**Instructions to follow**. In the records that follow, locate every line with "this" and extract it.
──────
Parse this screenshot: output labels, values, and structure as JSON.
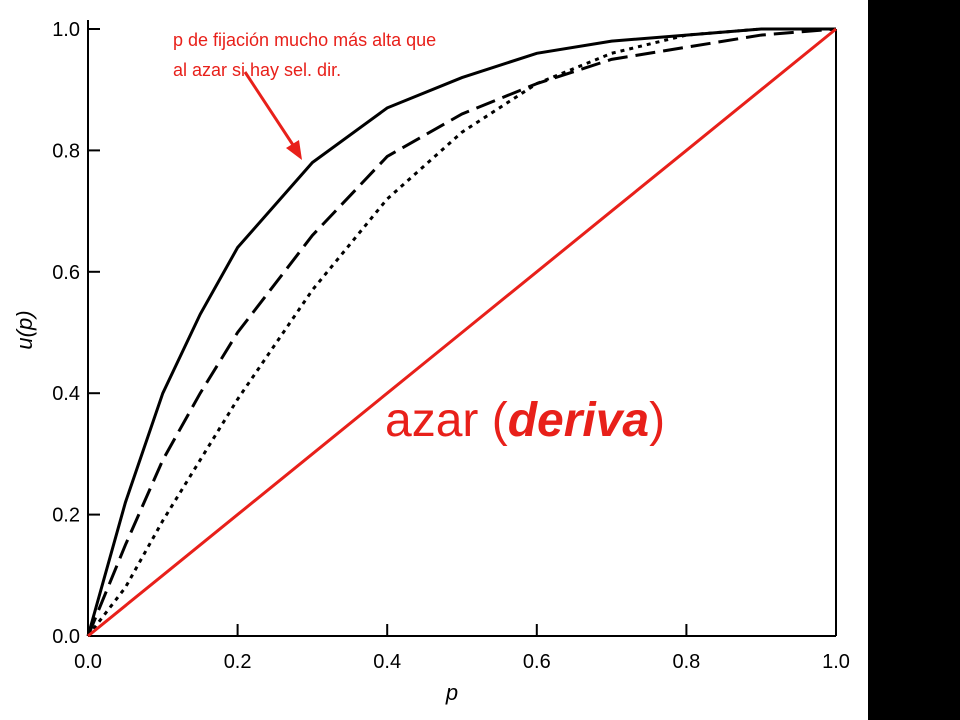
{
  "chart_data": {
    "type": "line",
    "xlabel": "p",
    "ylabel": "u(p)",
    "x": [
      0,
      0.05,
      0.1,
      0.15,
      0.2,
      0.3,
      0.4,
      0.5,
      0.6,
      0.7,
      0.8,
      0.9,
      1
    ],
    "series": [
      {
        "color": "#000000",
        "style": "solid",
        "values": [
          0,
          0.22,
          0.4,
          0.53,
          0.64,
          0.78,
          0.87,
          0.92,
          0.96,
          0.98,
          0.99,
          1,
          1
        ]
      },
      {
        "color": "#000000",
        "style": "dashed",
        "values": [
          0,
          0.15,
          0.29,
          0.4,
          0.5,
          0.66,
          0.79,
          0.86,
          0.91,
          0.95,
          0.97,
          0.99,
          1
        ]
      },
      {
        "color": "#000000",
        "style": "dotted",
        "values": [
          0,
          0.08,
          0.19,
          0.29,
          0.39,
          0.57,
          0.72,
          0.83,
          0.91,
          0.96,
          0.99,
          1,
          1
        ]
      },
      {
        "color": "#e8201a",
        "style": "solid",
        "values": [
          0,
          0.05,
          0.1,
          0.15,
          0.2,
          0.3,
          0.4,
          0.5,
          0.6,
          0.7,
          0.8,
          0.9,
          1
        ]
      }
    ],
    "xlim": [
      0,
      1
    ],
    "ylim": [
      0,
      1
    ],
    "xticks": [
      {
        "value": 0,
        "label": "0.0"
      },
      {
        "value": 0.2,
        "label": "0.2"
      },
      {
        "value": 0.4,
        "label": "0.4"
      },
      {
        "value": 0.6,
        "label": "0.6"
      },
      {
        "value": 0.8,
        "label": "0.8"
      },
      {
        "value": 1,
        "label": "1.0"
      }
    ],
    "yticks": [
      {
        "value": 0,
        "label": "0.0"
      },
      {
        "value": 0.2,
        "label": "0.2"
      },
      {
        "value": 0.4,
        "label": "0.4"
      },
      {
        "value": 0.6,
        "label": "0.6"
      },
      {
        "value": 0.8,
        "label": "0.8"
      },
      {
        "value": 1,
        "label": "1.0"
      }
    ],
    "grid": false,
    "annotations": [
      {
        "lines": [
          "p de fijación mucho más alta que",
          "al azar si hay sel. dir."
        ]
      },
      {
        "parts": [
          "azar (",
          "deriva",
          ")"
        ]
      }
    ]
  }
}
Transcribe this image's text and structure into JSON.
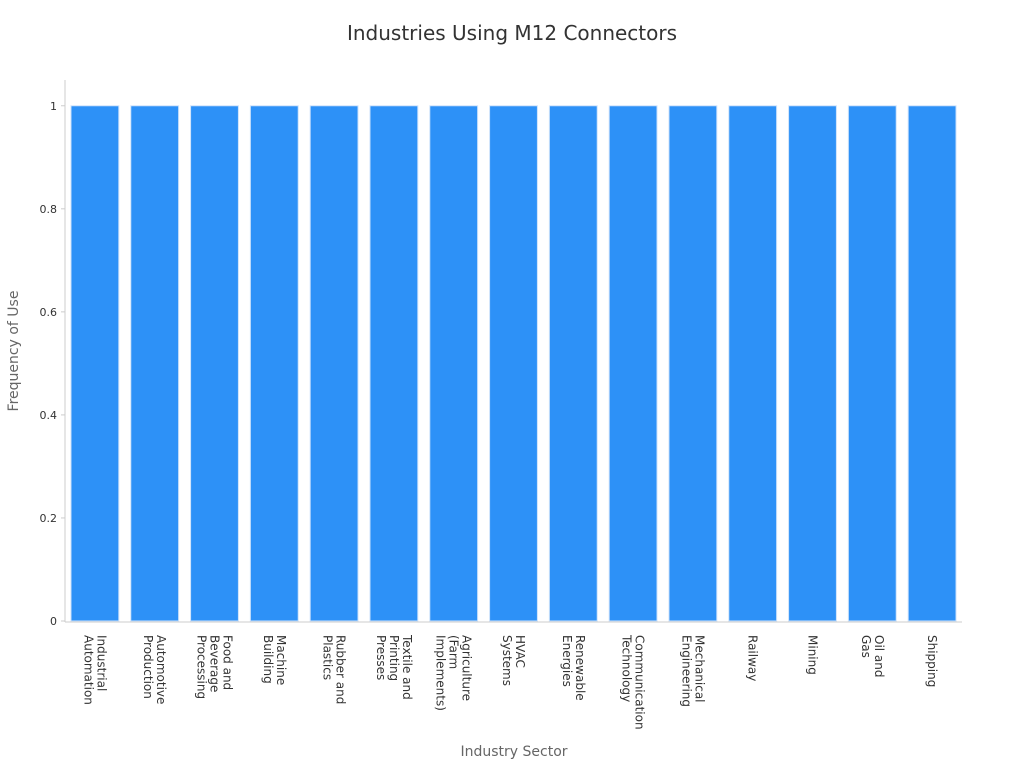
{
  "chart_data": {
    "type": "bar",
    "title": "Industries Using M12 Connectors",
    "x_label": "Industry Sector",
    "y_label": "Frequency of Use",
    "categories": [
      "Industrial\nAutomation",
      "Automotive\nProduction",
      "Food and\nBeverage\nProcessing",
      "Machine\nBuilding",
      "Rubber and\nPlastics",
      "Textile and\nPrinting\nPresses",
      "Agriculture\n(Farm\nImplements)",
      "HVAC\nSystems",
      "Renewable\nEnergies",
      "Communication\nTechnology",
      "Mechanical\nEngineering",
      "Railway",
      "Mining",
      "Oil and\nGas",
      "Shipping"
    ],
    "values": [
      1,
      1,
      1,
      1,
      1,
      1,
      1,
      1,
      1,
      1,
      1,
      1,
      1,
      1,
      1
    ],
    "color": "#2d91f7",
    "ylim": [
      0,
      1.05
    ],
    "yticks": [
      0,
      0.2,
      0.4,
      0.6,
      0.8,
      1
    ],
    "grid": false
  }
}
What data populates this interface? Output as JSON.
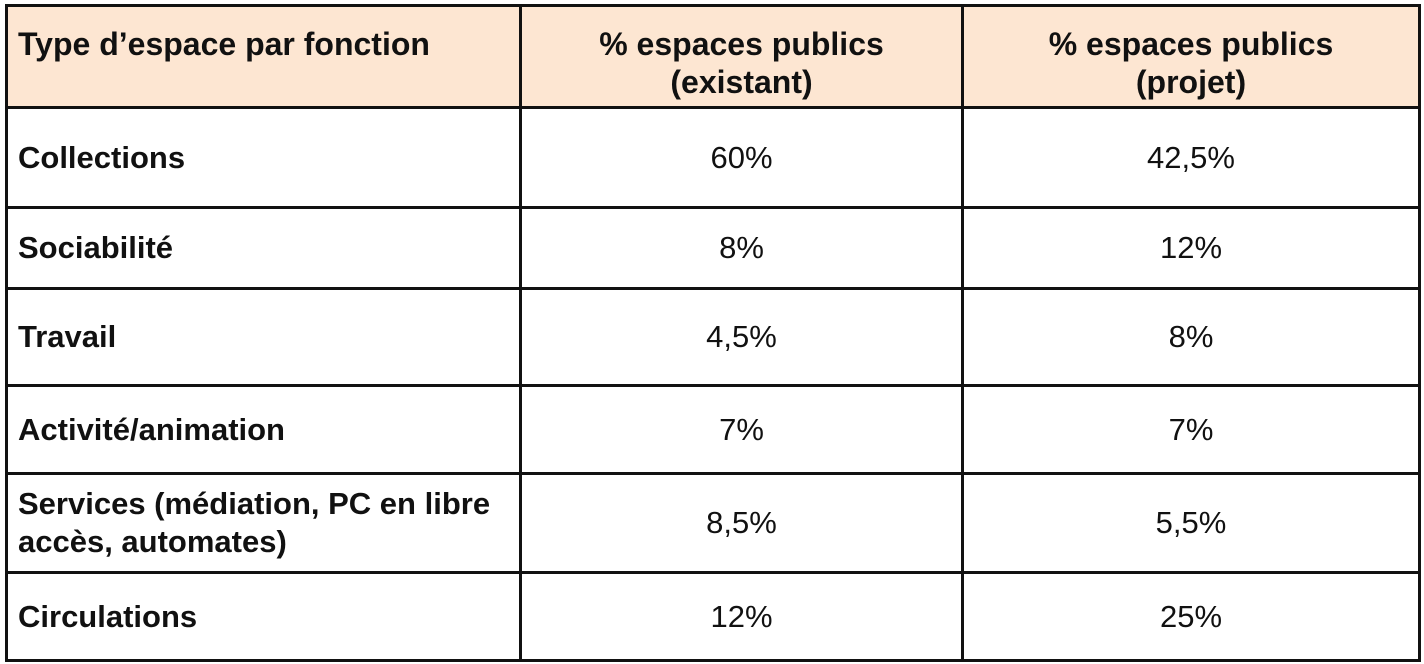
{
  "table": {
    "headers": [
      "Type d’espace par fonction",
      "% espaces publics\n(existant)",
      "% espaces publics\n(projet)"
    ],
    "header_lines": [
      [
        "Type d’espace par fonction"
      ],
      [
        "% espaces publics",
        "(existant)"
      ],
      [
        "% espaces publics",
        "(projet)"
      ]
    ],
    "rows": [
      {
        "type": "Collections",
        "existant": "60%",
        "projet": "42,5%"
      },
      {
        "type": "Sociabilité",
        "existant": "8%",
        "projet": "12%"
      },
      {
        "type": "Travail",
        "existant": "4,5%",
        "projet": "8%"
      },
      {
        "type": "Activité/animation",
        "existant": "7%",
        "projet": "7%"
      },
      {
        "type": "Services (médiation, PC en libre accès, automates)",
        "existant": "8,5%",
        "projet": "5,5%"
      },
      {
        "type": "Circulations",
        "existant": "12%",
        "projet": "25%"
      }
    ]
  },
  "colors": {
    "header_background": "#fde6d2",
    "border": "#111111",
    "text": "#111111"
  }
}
──────
**Right answer**.
Parse this screenshot: output labels, values, and structure as JSON.
Transcribe this image's text and structure into JSON.
What data populates this interface? Output as JSON.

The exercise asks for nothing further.